→ Task brief: Exclude the pictures, then repeat the remaining data exactly.

→ Entries:
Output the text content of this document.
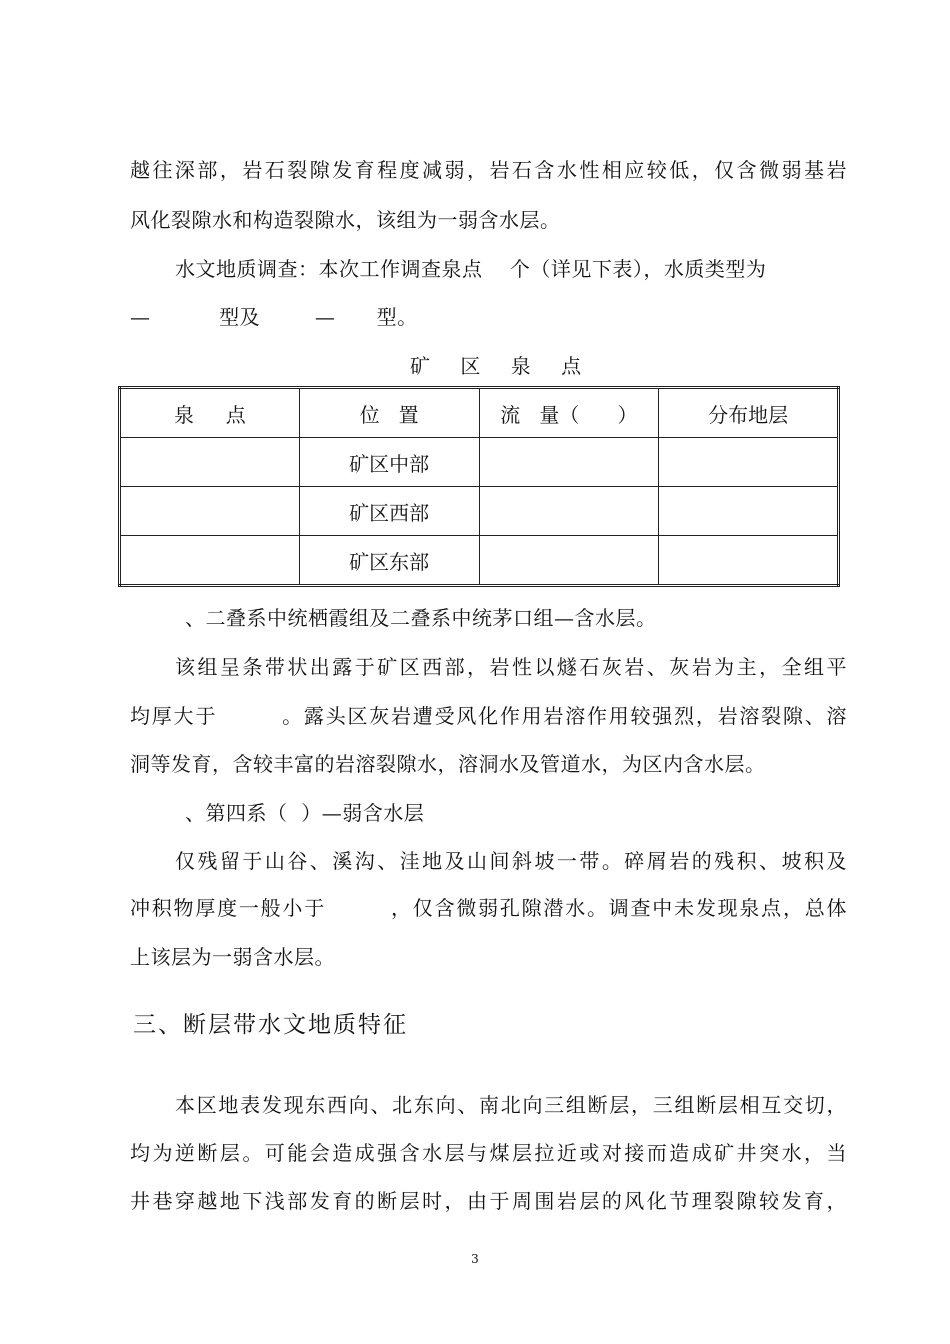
越往深部，岩石裂隙发育程度减弱，岩石含水性相应较低，仅含微弱基岩
风化裂隙水和构造裂隙水，该组为一弱含水层。
水文地质调查：本次工作调查泉点    个（详见下表），水质类型为
—          型及        —      型。
矿 区 泉 点
泉     点	位   置	流   量（      ）	分布地层
	矿区中部		
	矿区西部		
	矿区东部		
、二叠系中统栖霞组及二叠系中统茅口组—含水层。
该组呈条带状出露于矿区西部，岩性以燧石灰岩、灰岩为主，全组平
均厚大于        。露头区灰岩遭受风化作用岩溶作用较强烈，岩溶裂隙、溶
洞等发育，含较丰富的岩溶裂隙水，溶洞水及管道水，为区内含水层。
、第四系（  ）—弱含水层
仅残留于山谷、溪沟、洼地及山间斜坡一带。碎屑岩的残积、坡积及
冲积物厚度一般小于        ，仅含微弱孔隙潜水。调查中未发现泉点，总体
上该层为一弱含水层。
三、断层带水文地质特征
本区地表发现东西向、北东向、南北向三组断层，三组断层相互交切，
均为逆断层。可能会造成强含水层与煤层拉近或对接而造成矿井突水，当
井巷穿越地下浅部发育的断层时，由于周围岩层的风化节理裂隙较发育，
3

→ The solution:
Output the text content of this document.
越往深部，岩石裂隙发育程度减弱，岩石含水性相应较低，仅含微弱基岩
风化裂隙水和构造裂隙水，该组为一弱含水层。
水文地质调查：本次工作调查泉点    个（详见下表），水质类型为
—          型及        —      型。
矿 区 泉 点
泉     点	位   置	流   量（      ）	分布地层
	矿区中部		
	矿区西部		
	矿区东部		
、二叠系中统栖霞组及二叠系中统茅口组—含水层。
该组呈条带状出露于矿区西部，岩性以燧石灰岩、灰岩为主，全组平
均厚大于        。露头区灰岩遭受风化作用岩溶作用较强烈，岩溶裂隙、溶
洞等发育，含较丰富的岩溶裂隙水，溶洞水及管道水，为区内含水层。
、第四系（  ）—弱含水层
仅残留于山谷、溪沟、洼地及山间斜坡一带。碎屑岩的残积、坡积及
冲积物厚度一般小于        ，仅含微弱孔隙潜水。调查中未发现泉点，总体
上该层为一弱含水层。
三、断层带水文地质特征
本区地表发现东西向、北东向、南北向三组断层，三组断层相互交切，
均为逆断层。可能会造成强含水层与煤层拉近或对接而造成矿井突水，当
井巷穿越地下浅部发育的断层时，由于周围岩层的风化节理裂隙较发育，
3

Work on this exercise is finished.